--- START Material shown ---

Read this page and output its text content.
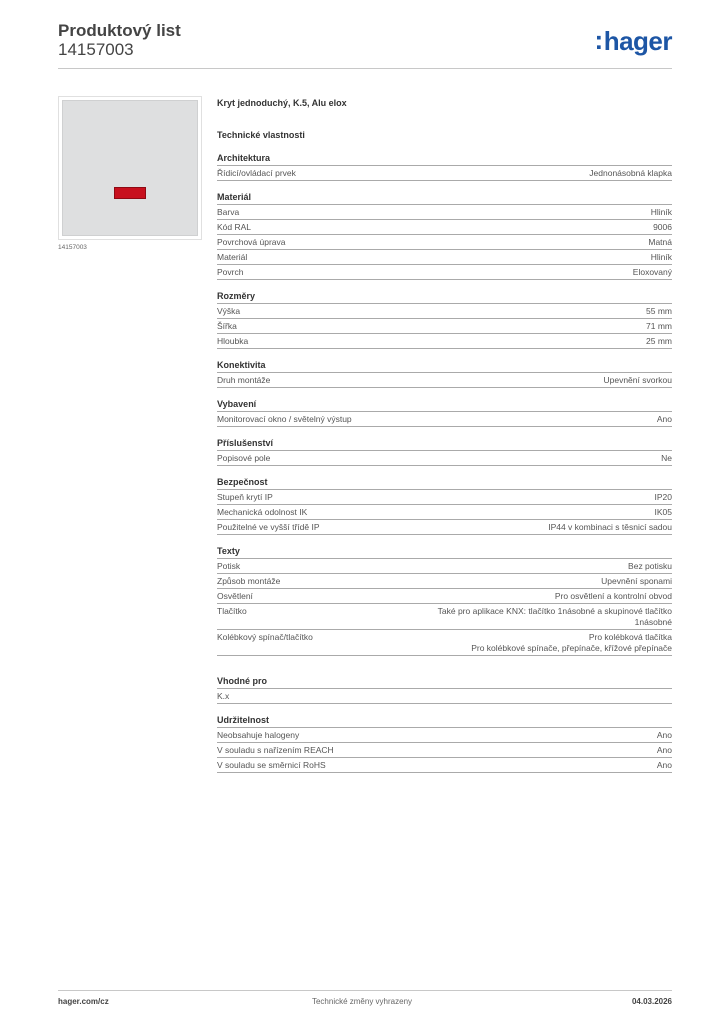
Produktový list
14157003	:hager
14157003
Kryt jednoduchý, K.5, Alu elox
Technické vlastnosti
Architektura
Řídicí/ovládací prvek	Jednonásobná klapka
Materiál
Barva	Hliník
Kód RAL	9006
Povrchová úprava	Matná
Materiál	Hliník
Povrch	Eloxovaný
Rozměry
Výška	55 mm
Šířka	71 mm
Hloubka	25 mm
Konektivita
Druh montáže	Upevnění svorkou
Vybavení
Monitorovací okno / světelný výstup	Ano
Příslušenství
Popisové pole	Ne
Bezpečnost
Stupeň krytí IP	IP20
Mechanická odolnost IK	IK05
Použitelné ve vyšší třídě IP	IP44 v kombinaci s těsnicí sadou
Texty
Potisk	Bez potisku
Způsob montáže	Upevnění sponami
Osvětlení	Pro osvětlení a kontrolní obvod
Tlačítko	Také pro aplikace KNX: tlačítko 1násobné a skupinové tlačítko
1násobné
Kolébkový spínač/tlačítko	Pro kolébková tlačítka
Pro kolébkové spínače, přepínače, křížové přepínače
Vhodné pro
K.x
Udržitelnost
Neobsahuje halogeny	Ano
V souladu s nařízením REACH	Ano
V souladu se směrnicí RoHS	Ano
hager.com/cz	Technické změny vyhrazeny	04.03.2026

--- END Material shown ---

Copy the material above exactly and drop the pictures.

**Answer for this exercise:**
Read this page and output its text content.
Produktový list
14157003	:hager
14157003
Kryt jednoduchý, K.5, Alu elox
Technické vlastnosti
Architektura
Řídicí/ovládací prvek	Jednonásobná klapka
Materiál
Barva	Hliník
Kód RAL	9006
Povrchová úprava	Matná
Materiál	Hliník
Povrch	Eloxovaný
Rozměry
Výška	55 mm
Šířka	71 mm
Hloubka	25 mm
Konektivita
Druh montáže	Upevnění svorkou
Vybavení
Monitorovací okno / světelný výstup	Ano
Příslušenství
Popisové pole	Ne
Bezpečnost
Stupeň krytí IP	IP20
Mechanická odolnost IK	IK05
Použitelné ve vyšší třídě IP	IP44 v kombinaci s těsnicí sadou
Texty
Potisk	Bez potisku
Způsob montáže	Upevnění sponami
Osvětlení	Pro osvětlení a kontrolní obvod
Tlačítko	Také pro aplikace KNX: tlačítko 1násobné a skupinové tlačítko
1násobné
Kolébkový spínač/tlačítko	Pro kolébková tlačítka
Pro kolébkové spínače, přepínače, křížové přepínače
Vhodné pro
K.x
Udržitelnost
Neobsahuje halogeny	Ano
V souladu s nařízením REACH	Ano
V souladu se směrnicí RoHS	Ano
hager.com/cz	Technické změny vyhrazeny	04.03.2026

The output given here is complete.